Input material:

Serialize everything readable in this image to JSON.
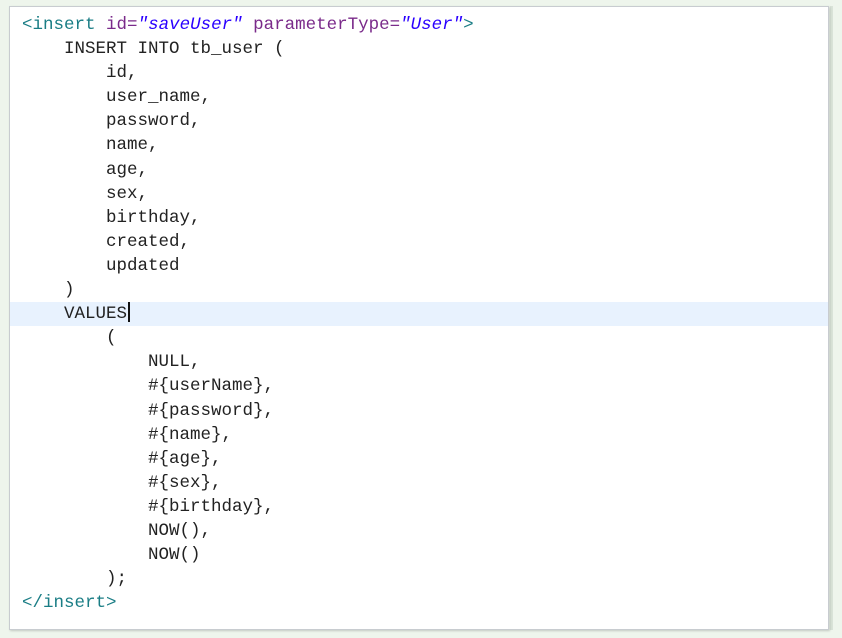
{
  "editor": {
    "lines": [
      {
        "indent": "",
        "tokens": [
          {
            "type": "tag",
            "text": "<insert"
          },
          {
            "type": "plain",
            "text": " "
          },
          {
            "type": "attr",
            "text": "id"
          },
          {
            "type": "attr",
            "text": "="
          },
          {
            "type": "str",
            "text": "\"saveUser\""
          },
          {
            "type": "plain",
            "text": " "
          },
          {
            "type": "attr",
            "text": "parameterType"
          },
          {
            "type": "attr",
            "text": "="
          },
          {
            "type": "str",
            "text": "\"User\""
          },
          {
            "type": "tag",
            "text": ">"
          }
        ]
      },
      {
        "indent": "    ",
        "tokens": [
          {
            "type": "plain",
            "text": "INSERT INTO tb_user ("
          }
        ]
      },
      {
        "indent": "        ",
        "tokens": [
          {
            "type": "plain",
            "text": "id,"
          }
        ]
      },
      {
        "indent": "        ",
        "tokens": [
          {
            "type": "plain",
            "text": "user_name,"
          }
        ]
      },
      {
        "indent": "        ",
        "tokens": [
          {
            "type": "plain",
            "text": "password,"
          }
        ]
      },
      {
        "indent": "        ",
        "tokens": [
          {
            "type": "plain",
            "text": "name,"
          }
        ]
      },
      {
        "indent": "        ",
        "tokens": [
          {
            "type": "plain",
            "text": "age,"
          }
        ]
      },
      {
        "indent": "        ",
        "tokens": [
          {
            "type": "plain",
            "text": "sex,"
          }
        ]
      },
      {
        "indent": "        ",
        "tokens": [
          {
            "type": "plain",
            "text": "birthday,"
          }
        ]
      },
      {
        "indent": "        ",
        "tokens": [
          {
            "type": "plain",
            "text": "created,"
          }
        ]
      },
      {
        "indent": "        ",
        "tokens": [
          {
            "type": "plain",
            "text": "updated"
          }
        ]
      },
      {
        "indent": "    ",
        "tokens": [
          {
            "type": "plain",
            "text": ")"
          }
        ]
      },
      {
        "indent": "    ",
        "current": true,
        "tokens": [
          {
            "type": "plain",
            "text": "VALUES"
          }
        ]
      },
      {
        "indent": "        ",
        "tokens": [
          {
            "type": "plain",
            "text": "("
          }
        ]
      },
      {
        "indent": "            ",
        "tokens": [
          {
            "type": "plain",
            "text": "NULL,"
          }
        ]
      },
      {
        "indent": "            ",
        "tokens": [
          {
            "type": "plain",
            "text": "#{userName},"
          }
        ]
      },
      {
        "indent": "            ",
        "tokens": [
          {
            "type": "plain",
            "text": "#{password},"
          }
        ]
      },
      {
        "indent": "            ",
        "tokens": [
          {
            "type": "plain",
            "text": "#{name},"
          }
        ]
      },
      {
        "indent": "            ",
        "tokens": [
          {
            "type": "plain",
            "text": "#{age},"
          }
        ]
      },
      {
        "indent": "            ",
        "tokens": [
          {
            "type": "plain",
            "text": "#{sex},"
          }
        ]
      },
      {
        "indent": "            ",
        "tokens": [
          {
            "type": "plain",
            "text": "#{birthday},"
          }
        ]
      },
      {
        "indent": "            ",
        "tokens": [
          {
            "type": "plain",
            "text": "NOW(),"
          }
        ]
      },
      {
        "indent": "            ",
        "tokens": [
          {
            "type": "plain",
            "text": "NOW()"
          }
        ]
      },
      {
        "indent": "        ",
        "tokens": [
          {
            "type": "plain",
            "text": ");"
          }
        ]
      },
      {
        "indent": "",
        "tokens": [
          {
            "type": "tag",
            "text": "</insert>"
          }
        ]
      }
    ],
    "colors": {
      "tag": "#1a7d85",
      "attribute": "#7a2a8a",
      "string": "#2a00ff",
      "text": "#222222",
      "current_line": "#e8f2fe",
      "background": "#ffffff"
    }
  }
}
* * *
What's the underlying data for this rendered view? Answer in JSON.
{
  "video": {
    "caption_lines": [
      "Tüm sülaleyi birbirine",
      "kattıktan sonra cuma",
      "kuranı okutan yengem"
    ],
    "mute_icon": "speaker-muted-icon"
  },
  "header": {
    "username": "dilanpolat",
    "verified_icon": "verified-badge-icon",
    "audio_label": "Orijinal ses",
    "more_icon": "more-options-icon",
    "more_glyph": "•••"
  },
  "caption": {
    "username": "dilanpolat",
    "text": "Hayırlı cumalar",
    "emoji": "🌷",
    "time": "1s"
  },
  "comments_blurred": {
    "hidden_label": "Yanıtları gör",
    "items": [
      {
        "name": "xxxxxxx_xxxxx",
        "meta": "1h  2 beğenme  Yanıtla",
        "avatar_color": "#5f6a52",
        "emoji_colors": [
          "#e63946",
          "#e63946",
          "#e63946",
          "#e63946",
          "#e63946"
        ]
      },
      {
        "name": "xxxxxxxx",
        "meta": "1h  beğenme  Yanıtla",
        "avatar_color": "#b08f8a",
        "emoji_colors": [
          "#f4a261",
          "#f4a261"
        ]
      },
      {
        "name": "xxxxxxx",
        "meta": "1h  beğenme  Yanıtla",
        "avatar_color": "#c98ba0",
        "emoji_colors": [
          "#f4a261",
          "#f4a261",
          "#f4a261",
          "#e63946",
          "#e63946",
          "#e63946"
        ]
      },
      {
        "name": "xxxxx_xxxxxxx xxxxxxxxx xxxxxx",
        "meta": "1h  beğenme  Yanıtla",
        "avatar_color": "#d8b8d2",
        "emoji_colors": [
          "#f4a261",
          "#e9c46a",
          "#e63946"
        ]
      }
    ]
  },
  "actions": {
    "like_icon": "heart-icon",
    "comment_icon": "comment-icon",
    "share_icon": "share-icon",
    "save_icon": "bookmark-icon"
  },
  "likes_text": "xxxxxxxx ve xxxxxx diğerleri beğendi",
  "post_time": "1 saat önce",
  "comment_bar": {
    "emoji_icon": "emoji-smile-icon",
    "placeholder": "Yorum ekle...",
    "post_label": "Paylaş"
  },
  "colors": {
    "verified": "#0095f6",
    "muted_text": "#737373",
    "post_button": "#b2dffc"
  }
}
--
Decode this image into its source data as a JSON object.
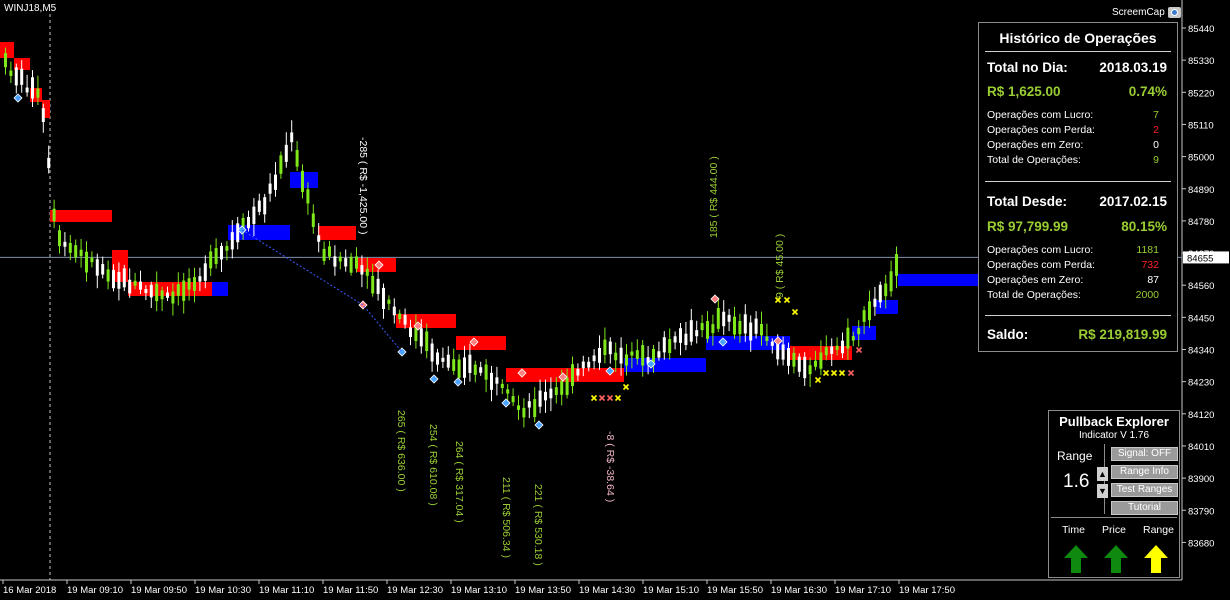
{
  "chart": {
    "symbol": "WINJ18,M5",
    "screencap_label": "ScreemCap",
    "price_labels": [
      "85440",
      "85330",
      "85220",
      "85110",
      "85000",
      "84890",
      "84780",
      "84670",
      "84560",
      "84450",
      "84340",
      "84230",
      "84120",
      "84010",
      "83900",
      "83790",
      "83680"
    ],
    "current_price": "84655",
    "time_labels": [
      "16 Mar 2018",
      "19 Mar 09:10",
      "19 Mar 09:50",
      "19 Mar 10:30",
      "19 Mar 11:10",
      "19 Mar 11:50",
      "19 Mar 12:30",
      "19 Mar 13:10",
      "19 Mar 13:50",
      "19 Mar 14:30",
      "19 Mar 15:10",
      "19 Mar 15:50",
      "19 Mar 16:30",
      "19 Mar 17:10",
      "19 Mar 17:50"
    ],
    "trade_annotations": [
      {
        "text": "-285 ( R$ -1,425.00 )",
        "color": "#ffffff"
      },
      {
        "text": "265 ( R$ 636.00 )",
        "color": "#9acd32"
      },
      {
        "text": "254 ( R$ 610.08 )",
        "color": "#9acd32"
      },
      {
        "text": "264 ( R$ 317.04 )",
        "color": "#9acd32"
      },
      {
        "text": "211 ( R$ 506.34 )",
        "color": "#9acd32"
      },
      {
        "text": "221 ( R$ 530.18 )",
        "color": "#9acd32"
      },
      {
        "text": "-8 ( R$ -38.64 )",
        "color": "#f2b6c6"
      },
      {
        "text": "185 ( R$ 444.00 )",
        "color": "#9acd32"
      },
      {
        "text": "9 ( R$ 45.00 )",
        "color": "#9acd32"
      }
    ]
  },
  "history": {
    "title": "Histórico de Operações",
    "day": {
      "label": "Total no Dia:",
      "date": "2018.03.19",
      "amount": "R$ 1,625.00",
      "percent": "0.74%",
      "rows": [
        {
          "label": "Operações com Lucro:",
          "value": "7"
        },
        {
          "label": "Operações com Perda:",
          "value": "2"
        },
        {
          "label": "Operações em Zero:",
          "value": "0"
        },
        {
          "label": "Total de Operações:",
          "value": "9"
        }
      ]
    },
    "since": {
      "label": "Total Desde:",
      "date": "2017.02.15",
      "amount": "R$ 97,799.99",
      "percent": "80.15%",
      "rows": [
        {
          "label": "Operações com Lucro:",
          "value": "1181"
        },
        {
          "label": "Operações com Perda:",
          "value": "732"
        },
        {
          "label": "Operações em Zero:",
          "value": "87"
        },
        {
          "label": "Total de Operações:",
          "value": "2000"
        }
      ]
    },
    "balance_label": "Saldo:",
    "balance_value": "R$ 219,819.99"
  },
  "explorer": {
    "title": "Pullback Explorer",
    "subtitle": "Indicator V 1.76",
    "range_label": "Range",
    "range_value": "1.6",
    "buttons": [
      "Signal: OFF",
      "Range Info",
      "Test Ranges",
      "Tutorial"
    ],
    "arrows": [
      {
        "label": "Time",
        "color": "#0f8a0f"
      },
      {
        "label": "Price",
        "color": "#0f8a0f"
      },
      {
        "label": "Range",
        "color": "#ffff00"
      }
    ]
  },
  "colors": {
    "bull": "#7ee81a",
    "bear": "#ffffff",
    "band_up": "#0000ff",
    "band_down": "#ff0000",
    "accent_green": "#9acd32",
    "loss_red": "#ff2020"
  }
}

Task instructions:
List all lines above in which the string "this" appears.

Exercise output:
Serialize everything readable in this image to JSON.
What's the underlying data for this rendered view? Answer in JSON.
Decode this image into its source data as a JSON object.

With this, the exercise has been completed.